▶ Exercise details: Each line that holds the word "Predicted" counts once; give the total for the records below and nothing else.

### Provided entries ###

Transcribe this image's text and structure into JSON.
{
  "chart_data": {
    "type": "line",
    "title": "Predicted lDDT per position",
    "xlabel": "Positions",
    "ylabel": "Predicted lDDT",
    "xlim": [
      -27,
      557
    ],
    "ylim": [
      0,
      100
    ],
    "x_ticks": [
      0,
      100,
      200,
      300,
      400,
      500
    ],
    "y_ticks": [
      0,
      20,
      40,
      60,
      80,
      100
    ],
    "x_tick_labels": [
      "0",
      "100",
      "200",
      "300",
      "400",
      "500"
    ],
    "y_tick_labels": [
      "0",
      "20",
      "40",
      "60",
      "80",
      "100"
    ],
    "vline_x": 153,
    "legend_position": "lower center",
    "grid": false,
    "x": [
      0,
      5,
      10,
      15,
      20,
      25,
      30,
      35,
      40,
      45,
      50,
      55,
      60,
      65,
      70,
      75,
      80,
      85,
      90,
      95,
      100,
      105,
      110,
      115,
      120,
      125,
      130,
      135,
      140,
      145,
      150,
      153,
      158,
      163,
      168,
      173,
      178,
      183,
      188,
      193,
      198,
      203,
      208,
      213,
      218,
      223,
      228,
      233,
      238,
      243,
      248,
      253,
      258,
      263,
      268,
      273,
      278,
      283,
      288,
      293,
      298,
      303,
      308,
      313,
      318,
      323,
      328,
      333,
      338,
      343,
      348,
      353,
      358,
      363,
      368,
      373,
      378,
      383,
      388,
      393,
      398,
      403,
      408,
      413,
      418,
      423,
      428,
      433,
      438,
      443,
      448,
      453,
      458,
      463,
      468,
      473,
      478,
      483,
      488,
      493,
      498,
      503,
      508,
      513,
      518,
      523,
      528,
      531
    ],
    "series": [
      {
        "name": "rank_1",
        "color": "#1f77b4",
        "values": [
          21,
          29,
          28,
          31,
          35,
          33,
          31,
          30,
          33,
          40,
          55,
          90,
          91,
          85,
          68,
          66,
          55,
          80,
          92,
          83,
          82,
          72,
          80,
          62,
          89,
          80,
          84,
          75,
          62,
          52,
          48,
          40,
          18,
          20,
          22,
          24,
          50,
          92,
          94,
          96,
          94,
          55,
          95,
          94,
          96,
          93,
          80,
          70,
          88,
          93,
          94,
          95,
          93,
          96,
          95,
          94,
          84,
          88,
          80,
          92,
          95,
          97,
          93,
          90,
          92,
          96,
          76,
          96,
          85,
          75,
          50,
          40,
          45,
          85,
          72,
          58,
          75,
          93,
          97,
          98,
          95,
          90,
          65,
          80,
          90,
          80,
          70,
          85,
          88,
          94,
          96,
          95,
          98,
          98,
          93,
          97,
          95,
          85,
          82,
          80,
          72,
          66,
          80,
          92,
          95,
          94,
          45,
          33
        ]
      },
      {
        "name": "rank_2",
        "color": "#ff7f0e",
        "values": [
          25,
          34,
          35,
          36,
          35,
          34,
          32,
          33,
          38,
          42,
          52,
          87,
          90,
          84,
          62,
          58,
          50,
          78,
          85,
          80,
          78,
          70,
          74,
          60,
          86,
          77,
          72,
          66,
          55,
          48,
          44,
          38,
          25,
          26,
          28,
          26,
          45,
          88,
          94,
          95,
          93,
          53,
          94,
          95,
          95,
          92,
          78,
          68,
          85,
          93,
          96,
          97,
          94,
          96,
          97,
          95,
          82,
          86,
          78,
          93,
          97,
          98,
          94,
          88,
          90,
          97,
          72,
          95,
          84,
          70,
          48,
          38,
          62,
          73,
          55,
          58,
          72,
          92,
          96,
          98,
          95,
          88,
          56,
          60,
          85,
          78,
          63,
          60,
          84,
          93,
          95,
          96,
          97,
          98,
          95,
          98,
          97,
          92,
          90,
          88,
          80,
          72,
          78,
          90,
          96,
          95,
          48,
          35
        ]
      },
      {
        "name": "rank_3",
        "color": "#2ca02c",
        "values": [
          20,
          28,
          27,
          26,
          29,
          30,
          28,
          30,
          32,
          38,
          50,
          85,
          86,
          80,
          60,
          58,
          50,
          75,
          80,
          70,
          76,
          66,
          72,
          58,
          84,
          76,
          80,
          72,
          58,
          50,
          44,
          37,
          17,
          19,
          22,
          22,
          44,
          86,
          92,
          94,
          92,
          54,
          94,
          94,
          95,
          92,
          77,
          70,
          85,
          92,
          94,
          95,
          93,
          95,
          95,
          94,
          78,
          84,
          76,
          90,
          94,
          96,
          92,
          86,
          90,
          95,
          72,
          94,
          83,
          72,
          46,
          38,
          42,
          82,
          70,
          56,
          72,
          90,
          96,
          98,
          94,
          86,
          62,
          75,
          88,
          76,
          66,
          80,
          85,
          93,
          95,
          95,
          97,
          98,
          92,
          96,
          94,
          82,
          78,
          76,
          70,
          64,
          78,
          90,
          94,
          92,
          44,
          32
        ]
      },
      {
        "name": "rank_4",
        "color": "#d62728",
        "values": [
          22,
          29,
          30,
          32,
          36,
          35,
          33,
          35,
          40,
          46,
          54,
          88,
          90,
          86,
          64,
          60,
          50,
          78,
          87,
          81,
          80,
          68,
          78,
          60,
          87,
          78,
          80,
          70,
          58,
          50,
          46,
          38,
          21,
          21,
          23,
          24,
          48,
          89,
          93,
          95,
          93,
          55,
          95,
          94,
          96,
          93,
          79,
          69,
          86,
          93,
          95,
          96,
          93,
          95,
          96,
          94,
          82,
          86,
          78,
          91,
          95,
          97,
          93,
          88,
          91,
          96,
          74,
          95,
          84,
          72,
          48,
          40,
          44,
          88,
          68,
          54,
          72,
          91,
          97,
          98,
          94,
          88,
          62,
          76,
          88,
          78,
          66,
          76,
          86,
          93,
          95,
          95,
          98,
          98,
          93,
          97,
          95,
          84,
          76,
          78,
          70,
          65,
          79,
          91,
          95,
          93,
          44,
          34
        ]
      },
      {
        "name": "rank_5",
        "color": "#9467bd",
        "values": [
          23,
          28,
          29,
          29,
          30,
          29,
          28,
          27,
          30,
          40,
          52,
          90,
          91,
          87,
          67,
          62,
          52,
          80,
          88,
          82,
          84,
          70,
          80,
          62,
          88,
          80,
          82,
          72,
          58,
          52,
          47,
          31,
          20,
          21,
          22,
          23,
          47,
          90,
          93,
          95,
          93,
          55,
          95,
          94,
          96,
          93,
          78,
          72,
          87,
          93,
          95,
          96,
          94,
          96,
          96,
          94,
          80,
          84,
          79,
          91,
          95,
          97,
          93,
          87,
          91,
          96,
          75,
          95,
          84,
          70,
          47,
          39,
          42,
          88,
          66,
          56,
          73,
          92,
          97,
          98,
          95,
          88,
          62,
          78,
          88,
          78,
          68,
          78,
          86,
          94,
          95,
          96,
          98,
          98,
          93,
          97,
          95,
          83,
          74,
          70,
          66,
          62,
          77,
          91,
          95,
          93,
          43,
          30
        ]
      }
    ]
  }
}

###

▶ Complete output: 2